Read the records below and copy each line that contains "Budapest".

---------- Material provided

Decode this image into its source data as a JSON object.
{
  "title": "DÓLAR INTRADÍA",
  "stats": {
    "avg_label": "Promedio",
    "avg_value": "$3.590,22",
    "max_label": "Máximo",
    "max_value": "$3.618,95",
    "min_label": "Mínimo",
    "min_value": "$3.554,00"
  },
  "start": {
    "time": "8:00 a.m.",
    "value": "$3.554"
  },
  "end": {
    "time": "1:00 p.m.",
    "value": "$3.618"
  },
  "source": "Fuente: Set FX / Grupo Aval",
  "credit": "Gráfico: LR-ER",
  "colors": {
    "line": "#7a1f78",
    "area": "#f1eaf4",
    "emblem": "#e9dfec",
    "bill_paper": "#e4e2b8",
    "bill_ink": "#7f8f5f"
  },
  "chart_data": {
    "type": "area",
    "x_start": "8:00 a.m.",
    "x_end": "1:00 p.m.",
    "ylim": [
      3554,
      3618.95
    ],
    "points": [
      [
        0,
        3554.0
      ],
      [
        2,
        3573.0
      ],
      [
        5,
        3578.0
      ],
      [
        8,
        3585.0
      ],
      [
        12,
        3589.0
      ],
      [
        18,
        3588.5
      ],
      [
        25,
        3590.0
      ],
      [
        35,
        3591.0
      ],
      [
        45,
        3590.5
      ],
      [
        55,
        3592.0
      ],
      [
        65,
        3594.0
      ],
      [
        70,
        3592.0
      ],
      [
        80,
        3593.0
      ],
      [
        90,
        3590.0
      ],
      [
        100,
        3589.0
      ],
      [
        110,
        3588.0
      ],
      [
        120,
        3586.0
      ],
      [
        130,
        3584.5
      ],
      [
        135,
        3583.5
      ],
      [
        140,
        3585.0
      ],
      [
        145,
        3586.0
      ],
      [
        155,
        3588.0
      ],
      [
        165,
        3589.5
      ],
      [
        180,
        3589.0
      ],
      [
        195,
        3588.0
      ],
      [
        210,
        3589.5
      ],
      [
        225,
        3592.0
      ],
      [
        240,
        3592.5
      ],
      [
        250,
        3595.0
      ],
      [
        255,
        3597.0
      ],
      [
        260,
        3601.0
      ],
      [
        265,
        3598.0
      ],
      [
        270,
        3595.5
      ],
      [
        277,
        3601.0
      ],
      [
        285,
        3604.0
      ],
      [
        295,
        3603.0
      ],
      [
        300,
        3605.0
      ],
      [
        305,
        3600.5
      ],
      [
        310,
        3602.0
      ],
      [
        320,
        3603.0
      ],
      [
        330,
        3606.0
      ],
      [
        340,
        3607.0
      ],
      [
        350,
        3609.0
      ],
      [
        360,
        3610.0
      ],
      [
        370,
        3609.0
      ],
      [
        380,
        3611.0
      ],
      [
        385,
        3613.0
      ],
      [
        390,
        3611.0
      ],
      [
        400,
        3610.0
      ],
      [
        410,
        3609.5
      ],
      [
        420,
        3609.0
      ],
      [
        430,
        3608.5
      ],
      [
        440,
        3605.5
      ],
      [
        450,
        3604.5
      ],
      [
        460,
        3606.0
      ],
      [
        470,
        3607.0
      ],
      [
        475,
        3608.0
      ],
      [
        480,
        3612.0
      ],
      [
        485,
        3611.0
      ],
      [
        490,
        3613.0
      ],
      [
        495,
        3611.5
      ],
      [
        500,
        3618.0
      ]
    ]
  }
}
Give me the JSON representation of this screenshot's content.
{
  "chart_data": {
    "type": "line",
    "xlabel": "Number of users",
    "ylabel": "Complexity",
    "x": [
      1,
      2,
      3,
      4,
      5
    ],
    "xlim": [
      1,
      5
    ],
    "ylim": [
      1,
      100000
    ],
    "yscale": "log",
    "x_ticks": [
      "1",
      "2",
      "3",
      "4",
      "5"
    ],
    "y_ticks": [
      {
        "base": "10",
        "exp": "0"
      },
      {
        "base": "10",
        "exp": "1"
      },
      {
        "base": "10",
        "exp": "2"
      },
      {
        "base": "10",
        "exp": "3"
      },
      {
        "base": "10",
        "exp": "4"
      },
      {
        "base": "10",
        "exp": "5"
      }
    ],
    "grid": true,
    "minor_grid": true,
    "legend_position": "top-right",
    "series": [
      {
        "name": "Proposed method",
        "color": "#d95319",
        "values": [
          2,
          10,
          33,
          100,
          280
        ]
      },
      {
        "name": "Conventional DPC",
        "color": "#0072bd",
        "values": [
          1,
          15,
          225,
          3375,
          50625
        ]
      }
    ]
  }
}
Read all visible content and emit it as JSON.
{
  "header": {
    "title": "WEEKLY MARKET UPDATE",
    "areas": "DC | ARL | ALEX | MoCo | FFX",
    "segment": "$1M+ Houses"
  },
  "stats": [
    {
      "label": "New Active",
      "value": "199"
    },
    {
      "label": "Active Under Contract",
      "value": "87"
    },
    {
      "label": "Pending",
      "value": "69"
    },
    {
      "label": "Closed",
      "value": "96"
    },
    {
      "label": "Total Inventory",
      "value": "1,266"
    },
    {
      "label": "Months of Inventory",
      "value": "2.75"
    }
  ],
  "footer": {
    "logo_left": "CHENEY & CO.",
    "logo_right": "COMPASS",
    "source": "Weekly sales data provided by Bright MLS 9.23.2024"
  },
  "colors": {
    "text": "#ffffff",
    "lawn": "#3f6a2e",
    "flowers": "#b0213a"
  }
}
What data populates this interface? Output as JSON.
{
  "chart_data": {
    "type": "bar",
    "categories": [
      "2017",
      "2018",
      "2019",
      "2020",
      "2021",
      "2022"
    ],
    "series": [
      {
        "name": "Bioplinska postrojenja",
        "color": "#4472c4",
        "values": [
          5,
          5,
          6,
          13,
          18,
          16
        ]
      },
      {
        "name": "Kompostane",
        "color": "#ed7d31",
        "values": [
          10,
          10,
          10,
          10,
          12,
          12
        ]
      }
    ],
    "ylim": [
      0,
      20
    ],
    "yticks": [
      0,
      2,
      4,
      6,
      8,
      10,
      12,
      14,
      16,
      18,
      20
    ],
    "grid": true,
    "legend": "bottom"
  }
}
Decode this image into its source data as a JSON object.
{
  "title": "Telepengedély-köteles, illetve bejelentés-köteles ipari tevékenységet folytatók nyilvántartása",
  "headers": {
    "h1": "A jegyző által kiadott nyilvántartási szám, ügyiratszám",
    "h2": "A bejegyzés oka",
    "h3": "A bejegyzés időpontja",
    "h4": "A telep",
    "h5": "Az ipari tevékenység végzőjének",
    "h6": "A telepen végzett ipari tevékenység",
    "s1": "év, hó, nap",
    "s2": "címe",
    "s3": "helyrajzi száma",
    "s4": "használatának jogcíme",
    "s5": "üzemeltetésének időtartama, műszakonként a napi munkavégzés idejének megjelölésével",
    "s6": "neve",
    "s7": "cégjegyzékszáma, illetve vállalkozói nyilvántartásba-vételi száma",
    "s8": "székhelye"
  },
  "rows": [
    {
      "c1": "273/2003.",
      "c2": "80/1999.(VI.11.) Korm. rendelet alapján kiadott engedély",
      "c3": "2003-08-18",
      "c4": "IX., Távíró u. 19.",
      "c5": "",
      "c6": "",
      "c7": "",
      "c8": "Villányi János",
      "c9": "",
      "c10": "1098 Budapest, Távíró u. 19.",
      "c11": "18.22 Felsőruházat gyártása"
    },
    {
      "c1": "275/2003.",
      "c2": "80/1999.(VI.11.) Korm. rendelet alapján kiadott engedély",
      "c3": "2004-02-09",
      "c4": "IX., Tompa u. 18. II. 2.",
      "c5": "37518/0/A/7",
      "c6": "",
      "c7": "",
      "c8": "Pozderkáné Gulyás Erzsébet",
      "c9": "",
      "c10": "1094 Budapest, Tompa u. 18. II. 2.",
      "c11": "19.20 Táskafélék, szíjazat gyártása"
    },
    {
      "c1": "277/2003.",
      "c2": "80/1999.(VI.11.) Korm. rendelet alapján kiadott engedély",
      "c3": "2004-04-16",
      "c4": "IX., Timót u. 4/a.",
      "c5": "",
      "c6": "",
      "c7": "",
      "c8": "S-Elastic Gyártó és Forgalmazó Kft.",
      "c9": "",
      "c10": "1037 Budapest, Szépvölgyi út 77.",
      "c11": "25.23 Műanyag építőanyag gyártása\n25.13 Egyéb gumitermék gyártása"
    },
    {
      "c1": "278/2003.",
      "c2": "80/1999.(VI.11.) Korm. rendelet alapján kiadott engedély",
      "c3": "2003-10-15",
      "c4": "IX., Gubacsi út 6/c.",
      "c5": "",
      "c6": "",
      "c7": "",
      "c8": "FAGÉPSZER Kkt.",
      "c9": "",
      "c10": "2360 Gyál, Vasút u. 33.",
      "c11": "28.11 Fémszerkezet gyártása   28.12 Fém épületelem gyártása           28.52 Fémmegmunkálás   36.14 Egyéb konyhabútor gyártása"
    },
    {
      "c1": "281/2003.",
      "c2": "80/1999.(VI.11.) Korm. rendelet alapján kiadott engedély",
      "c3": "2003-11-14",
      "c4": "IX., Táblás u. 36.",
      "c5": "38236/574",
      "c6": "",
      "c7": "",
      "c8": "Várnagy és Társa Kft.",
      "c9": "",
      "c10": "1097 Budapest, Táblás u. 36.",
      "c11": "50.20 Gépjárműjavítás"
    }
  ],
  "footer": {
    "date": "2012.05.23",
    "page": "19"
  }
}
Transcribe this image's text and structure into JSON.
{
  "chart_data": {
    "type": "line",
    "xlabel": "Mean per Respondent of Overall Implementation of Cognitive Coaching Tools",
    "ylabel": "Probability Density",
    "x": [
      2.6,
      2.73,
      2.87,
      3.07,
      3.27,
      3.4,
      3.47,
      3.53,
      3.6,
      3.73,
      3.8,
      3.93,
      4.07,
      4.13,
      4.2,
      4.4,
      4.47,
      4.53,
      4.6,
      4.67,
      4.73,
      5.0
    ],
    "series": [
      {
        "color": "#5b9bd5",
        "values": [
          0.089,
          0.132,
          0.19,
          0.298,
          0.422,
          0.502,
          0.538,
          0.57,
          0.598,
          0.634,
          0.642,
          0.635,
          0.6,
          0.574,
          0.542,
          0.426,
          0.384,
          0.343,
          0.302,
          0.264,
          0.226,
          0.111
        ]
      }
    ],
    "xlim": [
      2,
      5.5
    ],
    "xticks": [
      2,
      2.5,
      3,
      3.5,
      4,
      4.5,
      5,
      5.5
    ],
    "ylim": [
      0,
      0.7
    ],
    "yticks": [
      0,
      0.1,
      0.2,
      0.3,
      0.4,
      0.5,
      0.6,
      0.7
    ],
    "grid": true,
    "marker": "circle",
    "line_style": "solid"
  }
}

--------------------

**Result of the exercise**:
      "c10": "1098 Budapest, Távíró u. 19.",
      "c10": "1094 Budapest, Tompa u. 18. II. 2.",
      "c10": "1037 Budapest, Szépvölgyi út 77.",
      "c10": "1097 Budapest, Táblás u. 36.",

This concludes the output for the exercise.